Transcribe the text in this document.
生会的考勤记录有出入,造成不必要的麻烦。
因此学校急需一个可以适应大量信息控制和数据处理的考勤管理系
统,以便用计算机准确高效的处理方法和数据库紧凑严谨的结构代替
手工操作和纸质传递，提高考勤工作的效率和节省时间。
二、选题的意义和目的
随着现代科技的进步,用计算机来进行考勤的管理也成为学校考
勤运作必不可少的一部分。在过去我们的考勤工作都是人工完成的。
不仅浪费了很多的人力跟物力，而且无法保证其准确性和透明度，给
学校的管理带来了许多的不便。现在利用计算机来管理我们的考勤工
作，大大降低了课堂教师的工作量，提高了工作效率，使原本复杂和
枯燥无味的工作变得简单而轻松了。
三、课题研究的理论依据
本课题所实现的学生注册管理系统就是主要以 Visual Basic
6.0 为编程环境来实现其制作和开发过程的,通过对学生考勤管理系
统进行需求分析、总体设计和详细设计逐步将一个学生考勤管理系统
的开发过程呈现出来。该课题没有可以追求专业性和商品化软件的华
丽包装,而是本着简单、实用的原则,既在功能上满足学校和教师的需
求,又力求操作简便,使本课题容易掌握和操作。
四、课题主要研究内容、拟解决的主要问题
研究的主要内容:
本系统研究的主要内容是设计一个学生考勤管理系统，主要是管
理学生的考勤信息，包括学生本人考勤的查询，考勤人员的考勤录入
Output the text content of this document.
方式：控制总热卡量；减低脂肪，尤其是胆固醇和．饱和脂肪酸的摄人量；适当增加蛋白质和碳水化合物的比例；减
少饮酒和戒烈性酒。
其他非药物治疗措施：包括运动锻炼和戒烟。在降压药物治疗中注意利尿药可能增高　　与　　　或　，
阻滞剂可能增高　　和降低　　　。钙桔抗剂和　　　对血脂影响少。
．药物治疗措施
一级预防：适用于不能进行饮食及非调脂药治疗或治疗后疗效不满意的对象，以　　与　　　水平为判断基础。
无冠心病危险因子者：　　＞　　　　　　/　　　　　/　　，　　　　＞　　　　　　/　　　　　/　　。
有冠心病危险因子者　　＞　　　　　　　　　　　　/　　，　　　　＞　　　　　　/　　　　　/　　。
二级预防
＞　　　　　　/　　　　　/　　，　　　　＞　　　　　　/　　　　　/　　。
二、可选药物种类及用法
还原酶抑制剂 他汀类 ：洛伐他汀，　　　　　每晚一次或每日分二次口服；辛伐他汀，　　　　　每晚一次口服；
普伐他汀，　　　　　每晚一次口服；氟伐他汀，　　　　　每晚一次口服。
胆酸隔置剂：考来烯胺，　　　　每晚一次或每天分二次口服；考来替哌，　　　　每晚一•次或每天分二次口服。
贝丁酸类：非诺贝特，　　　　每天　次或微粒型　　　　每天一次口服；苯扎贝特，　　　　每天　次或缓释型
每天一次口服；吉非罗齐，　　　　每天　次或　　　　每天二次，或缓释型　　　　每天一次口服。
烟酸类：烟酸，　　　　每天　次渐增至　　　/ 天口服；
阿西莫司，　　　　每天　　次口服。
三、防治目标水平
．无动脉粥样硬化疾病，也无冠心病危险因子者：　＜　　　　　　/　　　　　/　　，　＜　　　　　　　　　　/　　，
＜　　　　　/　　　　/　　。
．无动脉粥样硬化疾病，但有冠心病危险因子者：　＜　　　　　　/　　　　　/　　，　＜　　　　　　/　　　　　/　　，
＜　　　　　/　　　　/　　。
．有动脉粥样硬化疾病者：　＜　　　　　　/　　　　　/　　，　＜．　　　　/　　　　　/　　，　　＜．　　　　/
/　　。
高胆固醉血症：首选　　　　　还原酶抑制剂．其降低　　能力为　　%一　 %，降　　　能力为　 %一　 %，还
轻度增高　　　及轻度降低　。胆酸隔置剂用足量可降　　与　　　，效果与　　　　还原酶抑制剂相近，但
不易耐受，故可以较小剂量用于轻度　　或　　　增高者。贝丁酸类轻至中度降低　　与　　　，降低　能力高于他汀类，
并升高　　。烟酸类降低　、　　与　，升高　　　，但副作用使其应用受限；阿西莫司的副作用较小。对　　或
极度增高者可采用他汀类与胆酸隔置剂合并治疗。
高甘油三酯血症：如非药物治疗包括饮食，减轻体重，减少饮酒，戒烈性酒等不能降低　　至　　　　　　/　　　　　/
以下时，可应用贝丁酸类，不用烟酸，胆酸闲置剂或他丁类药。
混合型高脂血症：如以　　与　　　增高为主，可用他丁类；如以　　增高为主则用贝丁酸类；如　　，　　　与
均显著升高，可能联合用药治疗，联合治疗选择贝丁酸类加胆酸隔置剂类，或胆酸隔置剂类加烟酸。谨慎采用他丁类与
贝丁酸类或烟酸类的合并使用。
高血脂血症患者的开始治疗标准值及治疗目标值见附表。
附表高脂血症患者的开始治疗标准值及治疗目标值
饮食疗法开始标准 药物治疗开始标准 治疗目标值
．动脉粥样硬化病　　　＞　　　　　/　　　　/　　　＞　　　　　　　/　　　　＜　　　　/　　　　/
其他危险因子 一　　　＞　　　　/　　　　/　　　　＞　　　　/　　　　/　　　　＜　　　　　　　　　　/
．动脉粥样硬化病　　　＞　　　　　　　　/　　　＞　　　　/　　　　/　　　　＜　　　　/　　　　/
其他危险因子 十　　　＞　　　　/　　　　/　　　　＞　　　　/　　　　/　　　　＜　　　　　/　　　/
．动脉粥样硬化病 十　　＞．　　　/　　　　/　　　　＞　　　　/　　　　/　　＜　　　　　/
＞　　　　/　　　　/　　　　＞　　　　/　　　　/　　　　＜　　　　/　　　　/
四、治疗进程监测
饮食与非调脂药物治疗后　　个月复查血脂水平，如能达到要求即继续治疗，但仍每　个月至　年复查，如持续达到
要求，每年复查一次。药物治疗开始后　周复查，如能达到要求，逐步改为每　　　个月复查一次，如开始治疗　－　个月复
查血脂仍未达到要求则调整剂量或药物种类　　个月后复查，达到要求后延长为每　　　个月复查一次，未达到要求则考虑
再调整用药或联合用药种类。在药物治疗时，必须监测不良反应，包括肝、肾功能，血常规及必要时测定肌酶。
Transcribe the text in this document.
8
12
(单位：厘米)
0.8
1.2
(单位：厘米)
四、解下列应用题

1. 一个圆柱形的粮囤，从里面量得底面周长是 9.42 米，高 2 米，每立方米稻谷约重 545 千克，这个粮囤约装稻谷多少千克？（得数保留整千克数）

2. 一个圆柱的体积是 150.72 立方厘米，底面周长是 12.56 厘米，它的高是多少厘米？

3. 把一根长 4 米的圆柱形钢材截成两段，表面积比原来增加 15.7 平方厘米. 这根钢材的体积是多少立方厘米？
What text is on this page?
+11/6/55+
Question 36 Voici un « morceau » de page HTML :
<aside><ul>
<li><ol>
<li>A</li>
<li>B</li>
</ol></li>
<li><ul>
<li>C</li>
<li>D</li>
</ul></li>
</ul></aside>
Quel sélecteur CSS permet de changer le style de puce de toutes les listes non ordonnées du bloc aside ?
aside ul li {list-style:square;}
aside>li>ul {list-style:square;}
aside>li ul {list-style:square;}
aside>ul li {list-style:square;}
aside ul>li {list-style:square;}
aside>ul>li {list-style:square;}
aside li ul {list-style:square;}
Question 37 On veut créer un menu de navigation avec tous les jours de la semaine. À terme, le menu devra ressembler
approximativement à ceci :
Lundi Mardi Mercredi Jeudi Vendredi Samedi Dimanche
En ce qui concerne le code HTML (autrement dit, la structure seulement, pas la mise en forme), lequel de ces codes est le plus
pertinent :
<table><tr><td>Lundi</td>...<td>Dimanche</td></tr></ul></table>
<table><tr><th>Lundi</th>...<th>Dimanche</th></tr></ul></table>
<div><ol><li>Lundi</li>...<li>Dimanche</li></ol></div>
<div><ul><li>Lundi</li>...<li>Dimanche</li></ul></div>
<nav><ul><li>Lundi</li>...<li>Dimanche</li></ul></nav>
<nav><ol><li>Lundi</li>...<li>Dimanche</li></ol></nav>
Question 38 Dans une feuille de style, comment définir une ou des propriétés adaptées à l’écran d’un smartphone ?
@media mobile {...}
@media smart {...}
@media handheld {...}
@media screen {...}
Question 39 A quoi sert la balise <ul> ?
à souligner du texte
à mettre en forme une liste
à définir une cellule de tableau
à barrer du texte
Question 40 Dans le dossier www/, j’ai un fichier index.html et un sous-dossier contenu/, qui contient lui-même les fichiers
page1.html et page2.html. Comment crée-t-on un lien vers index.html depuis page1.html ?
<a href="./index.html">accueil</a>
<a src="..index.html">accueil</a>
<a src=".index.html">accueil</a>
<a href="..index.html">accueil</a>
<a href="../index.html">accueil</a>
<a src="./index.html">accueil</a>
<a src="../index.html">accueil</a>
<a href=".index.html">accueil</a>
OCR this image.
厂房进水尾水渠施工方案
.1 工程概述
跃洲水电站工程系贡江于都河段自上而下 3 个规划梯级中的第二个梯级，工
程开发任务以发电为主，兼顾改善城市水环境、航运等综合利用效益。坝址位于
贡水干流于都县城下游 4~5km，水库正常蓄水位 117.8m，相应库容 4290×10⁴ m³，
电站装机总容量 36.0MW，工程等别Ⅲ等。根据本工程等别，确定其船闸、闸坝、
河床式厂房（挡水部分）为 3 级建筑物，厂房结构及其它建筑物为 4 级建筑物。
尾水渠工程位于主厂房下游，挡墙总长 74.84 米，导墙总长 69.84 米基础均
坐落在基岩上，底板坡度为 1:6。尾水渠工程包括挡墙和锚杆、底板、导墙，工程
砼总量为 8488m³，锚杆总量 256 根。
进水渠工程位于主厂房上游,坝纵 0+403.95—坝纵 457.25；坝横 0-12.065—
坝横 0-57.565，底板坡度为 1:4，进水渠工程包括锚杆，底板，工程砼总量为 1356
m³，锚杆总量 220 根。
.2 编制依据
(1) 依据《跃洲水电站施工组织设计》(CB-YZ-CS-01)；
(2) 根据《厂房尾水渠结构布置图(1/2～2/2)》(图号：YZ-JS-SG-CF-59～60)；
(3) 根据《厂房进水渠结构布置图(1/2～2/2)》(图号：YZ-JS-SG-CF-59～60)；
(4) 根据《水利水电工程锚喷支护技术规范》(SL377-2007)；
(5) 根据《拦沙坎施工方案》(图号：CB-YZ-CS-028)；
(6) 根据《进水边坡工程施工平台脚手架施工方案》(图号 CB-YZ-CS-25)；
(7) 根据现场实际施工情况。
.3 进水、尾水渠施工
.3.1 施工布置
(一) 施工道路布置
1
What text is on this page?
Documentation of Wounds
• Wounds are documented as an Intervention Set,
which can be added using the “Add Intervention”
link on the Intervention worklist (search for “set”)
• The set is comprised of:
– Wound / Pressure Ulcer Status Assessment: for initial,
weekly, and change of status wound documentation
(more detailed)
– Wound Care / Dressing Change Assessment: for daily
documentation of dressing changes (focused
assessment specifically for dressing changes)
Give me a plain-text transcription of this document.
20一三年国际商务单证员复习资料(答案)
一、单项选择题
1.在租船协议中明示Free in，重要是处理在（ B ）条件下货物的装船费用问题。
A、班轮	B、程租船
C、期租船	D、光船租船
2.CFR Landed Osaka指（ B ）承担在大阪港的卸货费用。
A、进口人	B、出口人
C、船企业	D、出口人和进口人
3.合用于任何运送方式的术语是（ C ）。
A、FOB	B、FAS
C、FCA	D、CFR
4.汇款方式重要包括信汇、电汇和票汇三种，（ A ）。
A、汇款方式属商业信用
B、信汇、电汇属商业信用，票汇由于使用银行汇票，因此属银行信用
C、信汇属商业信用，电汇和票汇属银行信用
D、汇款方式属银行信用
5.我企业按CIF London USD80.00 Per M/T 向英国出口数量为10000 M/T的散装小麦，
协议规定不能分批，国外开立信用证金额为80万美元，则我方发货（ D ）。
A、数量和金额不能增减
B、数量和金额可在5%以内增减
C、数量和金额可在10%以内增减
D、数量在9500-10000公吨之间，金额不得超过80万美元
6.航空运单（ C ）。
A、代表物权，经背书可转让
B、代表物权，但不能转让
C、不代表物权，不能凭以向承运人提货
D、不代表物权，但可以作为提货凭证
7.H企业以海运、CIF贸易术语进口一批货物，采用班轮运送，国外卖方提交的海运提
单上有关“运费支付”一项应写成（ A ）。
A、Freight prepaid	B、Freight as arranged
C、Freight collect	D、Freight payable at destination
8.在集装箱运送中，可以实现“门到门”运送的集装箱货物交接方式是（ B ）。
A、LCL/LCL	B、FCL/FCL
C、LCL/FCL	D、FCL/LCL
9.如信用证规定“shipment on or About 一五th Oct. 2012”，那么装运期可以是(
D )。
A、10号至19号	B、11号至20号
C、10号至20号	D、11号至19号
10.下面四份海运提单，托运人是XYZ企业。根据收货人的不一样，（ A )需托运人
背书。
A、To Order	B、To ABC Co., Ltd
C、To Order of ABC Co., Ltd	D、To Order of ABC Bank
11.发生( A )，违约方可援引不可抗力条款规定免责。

■ Problem to solve: Using the data above, copy each line that contains "不代表物权".

■ Finished exercise:
C、不代表物权，不能凭以向承运人提货
D、不代表物权，但可以作为提货凭证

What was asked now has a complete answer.